- Prompt: Only a number is required: how many lines of the material contain the word "avec"?

- Supplied data:
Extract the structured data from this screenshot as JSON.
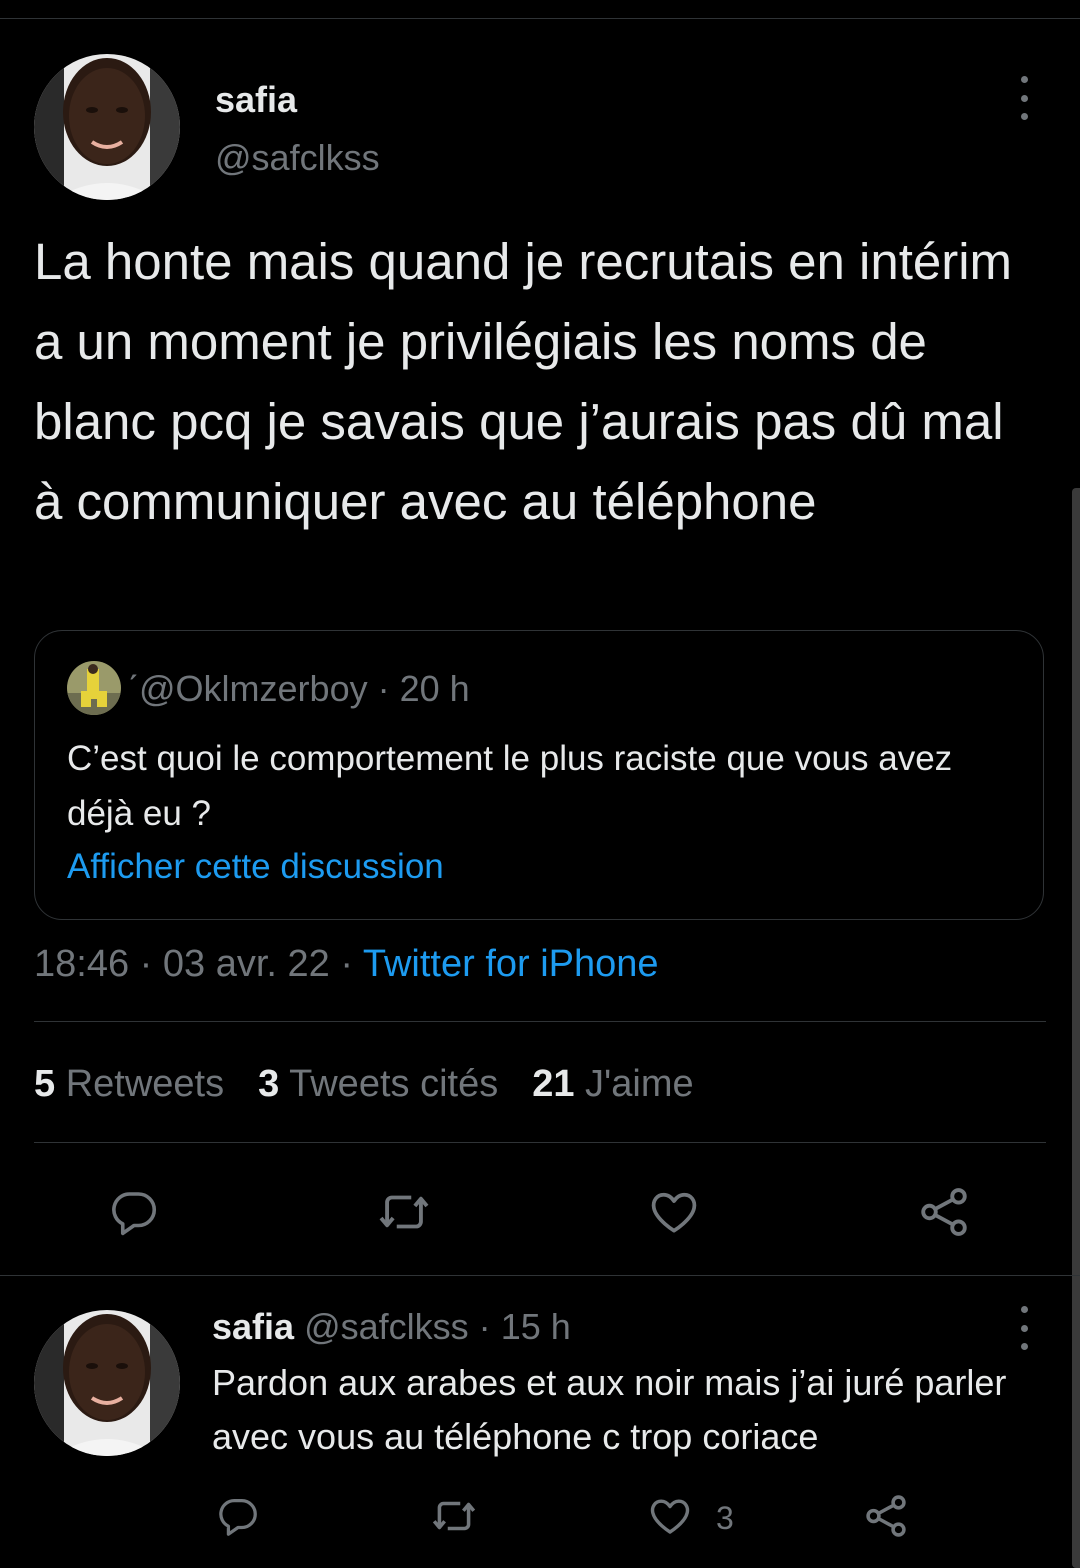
{
  "tweet": {
    "author_name": "safia",
    "author_handle": "@safclkss",
    "text": "La honte mais quand je recrutais en intérim a un moment je privilégiais les noms de blanc pcq je savais que j’aurais pas dû mal à communiquer avec au téléphone",
    "time": "18:46",
    "date": "03 avr. 22",
    "source": "Twitter for iPhone",
    "separator": "·",
    "stats": {
      "retweets_count": "5",
      "retweets_label": "Retweets",
      "quotes_count": "3",
      "quotes_label": "Tweets cités",
      "likes_count": "21",
      "likes_label": "J'aime"
    },
    "actions": [
      "reply-icon",
      "retweet-icon",
      "like-icon",
      "share-icon"
    ]
  },
  "quoted": {
    "name_mark": "ˊ",
    "handle": "@Oklmzerboy",
    "time": "20 h",
    "text": "C’est quoi le comportement le plus raciste que vous avez déjà eu ?",
    "link": "Afficher cette discussion"
  },
  "reply": {
    "author_name": "safia",
    "author_handle": "@safclkss",
    "time": "15 h",
    "text": "Pardon aux arabes et aux noir mais j’ai juré parler avec vous au téléphone c trop coriace",
    "like_count": "3"
  },
  "colors": {
    "background": "#000000",
    "text": "#e7e9ea",
    "muted": "#71767b",
    "accent": "#1d9bf0",
    "border": "#2f3336"
  }
}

- Completed exercise: 2